> **STATED TASK**
Take every line from the listing below that contains "number".

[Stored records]
********

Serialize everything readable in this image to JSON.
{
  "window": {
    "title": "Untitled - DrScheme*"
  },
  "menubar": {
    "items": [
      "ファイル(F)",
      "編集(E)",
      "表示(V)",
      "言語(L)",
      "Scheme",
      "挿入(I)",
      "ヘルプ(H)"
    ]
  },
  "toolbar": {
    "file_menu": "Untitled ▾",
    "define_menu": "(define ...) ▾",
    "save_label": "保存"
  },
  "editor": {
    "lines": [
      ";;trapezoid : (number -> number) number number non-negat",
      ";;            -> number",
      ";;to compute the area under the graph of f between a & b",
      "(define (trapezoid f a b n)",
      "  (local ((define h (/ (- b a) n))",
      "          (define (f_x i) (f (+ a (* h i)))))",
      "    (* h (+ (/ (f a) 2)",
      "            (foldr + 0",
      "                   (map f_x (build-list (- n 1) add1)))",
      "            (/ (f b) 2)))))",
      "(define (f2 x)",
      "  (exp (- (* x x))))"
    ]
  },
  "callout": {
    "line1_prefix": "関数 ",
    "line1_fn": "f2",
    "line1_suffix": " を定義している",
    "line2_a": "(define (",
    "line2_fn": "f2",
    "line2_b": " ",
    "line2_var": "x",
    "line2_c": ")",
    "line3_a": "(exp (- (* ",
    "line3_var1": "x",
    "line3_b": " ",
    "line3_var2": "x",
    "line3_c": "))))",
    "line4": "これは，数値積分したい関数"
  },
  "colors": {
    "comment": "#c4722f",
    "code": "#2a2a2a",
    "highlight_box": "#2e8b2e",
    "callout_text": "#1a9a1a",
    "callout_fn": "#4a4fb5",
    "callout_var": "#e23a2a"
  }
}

********

> **CORRECT OUTPUT**
      ";;trapezoid : (number -> number) number number non-negat",
      ";;            -> number",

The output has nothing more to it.